What you will do>
Extract every entry word for word. Skip the pictures.

______________________________

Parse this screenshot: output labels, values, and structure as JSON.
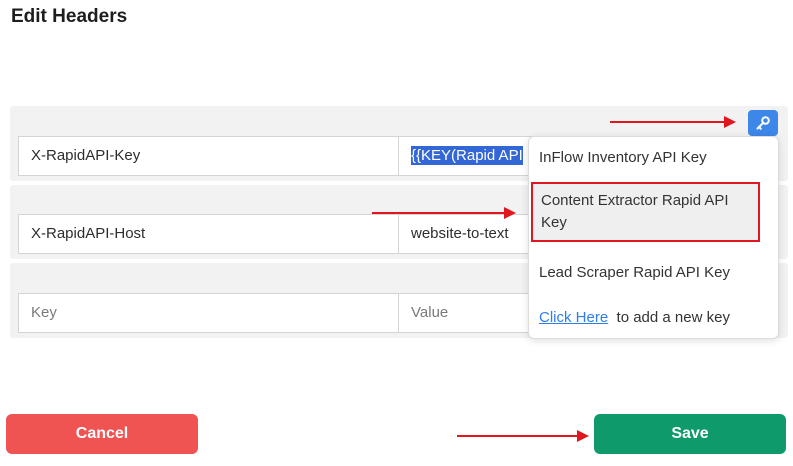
{
  "page": {
    "title": "Edit Headers"
  },
  "headers": [
    {
      "key": "X-RapidAPI-Key",
      "value": "{{KEY(Rapid API"
    },
    {
      "key": "X-RapidAPI-Host",
      "value": "website-to-text"
    },
    {
      "key": "",
      "value": ""
    }
  ],
  "new_row": {
    "key_placeholder": "Key",
    "value_placeholder": "Value"
  },
  "key_menu": {
    "button_icon": "key-icon",
    "items": [
      "InFlow Inventory API Key",
      "Content Extractor Rapid API Key",
      "Lead Scraper Rapid API Key"
    ],
    "highlighted_index": 1,
    "footer_link": "Click Here",
    "footer_text": "to add a new key"
  },
  "buttons": {
    "cancel": "Cancel",
    "save": "Save"
  },
  "colors": {
    "cancel": "#ef5453",
    "save": "#0e9a6a",
    "key_button": "#3d87e8",
    "annotation": "#e0171f",
    "selection": "#3367d6"
  }
}
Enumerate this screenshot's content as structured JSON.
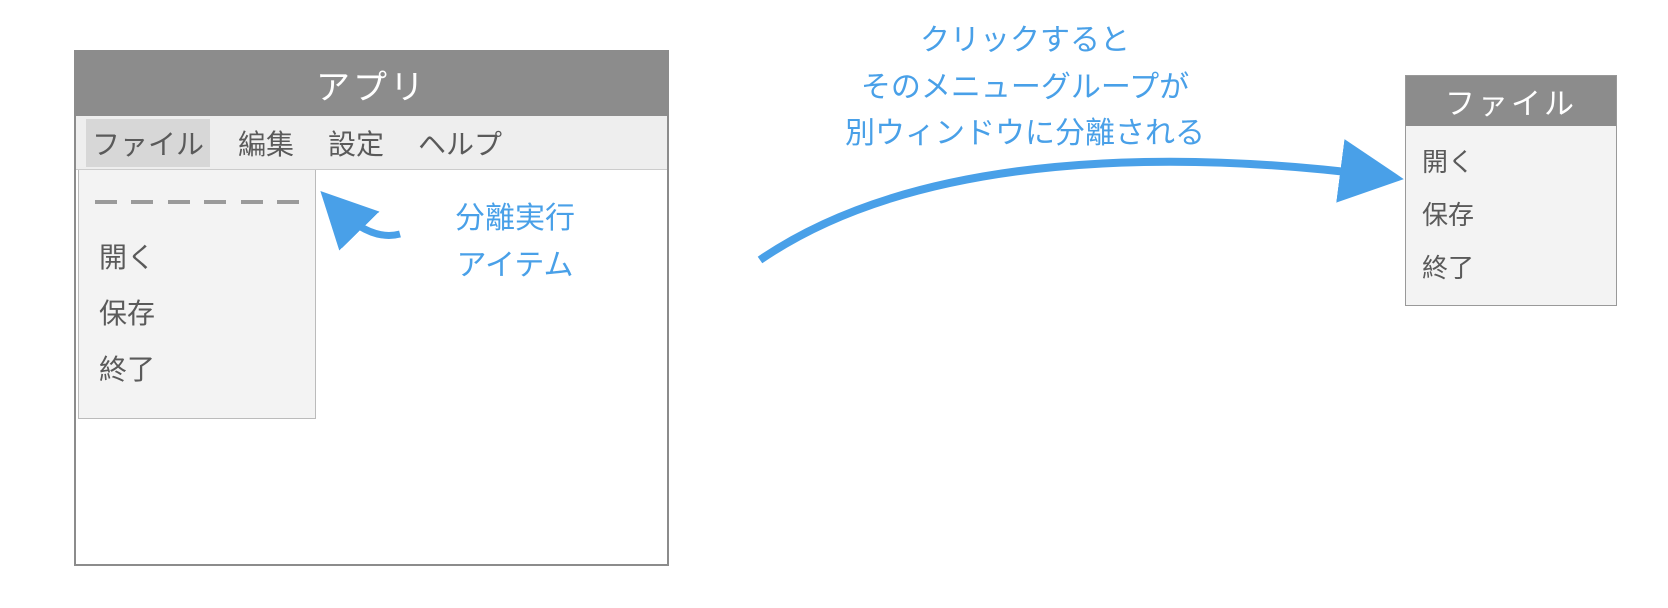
{
  "app": {
    "title": "アプリ",
    "menubar": {
      "file": "ファイル",
      "edit": "編集",
      "settings": "設定",
      "help": "ヘルプ"
    },
    "dropdown": {
      "options": {
        "open": "開く",
        "save": "保存",
        "exit": "終了"
      }
    }
  },
  "detached": {
    "title": "ファイル",
    "options": {
      "open": "開く",
      "save": "保存",
      "exit": "終了"
    }
  },
  "annotations": {
    "top_line1": "クリックすると",
    "top_line2": "そのメニューグループが",
    "top_line3": "別ウィンドウに分離される",
    "left_line1": "分離実行",
    "left_line2": "アイテム"
  },
  "colors": {
    "accent": "#49a0e8",
    "titlebar_bg": "#8c8c8c",
    "menubar_bg": "#eeeeee",
    "dropdown_bg": "#f3f3f3"
  }
}
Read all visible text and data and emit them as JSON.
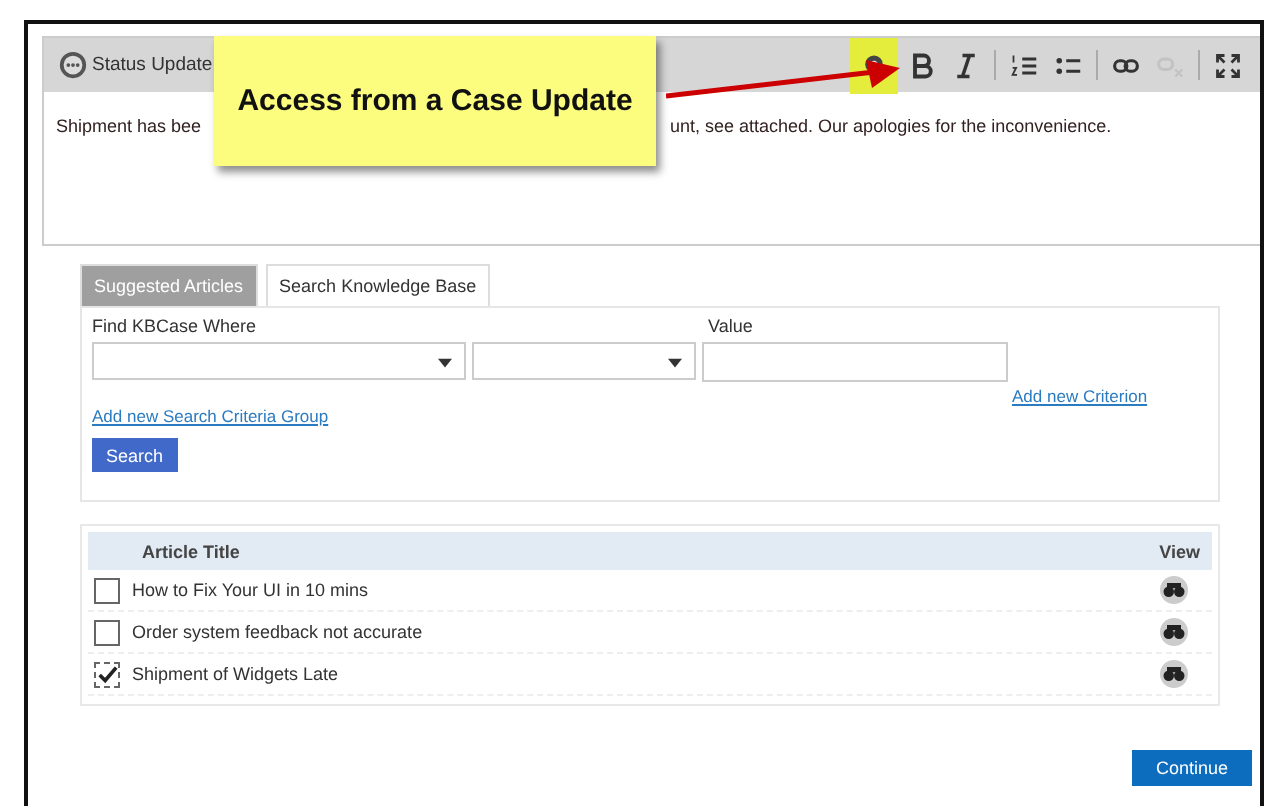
{
  "editor": {
    "title": "Status Update",
    "toolbar": [
      {
        "kind": "knowledge",
        "selected": true
      },
      {
        "kind": "bold",
        "selected": false
      },
      {
        "kind": "italic",
        "selected": false
      },
      {
        "kind": "numbered",
        "selected": false
      },
      {
        "kind": "bullets",
        "selected": false
      },
      {
        "kind": "link",
        "selected": false
      },
      {
        "kind": "unlink",
        "selected": false,
        "disabled": true
      },
      {
        "kind": "maximize",
        "selected": false
      }
    ],
    "text_start": "Shipment has bee",
    "text_end": "unt, see attached. Our apologies for the inconvenience."
  },
  "callout": {
    "text": "Access from a Case Update"
  },
  "tabs": [
    {
      "label": "Suggested Articles",
      "selected": false
    },
    {
      "label": "Search Knowledge Base",
      "selected": true
    }
  ],
  "search": {
    "find_label": "Find KBCase Where",
    "value_label": "Value",
    "add_criterion": "Add new Criterion",
    "add_group": "Add new Search Criteria Group",
    "button": "Search"
  },
  "table": {
    "columns": [
      "Article Title",
      "View"
    ],
    "rows": [
      {
        "title": "How to Fix Your UI in 10 mins",
        "checked": false
      },
      {
        "title": "Order system feedback not accurate",
        "checked": false
      },
      {
        "title": "Shipment of Widgets Late",
        "checked": true
      }
    ]
  },
  "continue_button": "Continue"
}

______________________________

Solution for this task>
Parse this screenshot: output labels, values, and structure as JSON.
{
  "page": {
    "title": "Edit Headers"
  },
  "headers": [
    {
      "key": "X-RapidAPI-Key",
      "value": "{{KEY(Rapid API"
    },
    {
      "key": "X-RapidAPI-Host",
      "value": "website-to-text"
    },
    {
      "key": "",
      "value": ""
    }
  ],
  "new_row": {
    "key_placeholder": "Key",
    "value_placeholder": "Value"
  },
  "key_menu": {
    "button_icon": "key-icon",
    "items": [
      "InFlow Inventory API Key",
      "Content Extractor Rapid API Key",
      "Lead Scraper Rapid API Key"
    ],
    "highlighted_index": 1,
    "footer_link": "Click Here",
    "footer_text": "to add a new key"
  },
  "buttons": {
    "cancel": "Cancel",
    "save": "Save"
  },
  "colors": {
    "cancel": "#ef5453",
    "save": "#0e9a6a",
    "key_button": "#3d87e8",
    "annotation": "#e0171f",
    "selection": "#3367d6"
  }
}
Enumerate this screenshot's content as structured JSON.
{
  "app": {
    "title": "アプリ",
    "menubar": {
      "file": "ファイル",
      "edit": "編集",
      "settings": "設定",
      "help": "ヘルプ"
    },
    "dropdown": {
      "options": {
        "open": "開く",
        "save": "保存",
        "exit": "終了"
      }
    }
  },
  "detached": {
    "title": "ファイル",
    "options": {
      "open": "開く",
      "save": "保存",
      "exit": "終了"
    }
  },
  "annotations": {
    "top_line1": "クリックすると",
    "top_line2": "そのメニューグループが",
    "top_line3": "別ウィンドウに分離される",
    "left_line1": "分離実行",
    "left_line2": "アイテム"
  },
  "colors": {
    "accent": "#49a0e8",
    "titlebar_bg": "#8c8c8c",
    "menubar_bg": "#eeeeee",
    "dropdown_bg": "#f3f3f3"
  }
}
Read all visible text and data and emit them as JSON.
{
  "editor": {
    "title": "Status Update",
    "toolbar": [
      {
        "kind": "knowledge",
        "selected": true
      },
      {
        "kind": "bold",
        "selected": false
      },
      {
        "kind": "italic",
        "selected": false
      },
      {
        "kind": "numbered",
        "selected": false
      },
      {
        "kind": "bullets",
        "selected": false
      },
      {
        "kind": "link",
        "selected": false
      },
      {
        "kind": "unlink",
        "selected": false,
        "disabled": true
      },
      {
        "kind": "maximize",
        "selected": false
      }
    ],
    "text_start": "Shipment has bee",
    "text_end": "unt, see attached. Our apologies for the inconvenience."
  },
  "callout": {
    "text": "Access from a Case Update"
  },
  "tabs": [
    {
      "label": "Suggested Articles",
      "selected": false
    },
    {
      "label": "Search Knowledge Base",
      "selected": true
    }
  ],
  "search": {
    "find_label": "Find KBCase Where",
    "value_label": "Value",
    "add_criterion": "Add new Criterion",
    "add_group": "Add new Search Criteria Group",
    "button": "Search"
  },
  "table": {
    "columns": [
      "Article Title",
      "View"
    ],
    "rows": [
      {
        "title": "How to Fix Your UI in 10 mins",
        "checked": false
      },
      {
        "title": "Order system feedback not accurate",
        "checked": false
      },
      {
        "title": "Shipment of Widgets Late",
        "checked": true
      }
    ]
  },
  "continue_button": "Continue"
}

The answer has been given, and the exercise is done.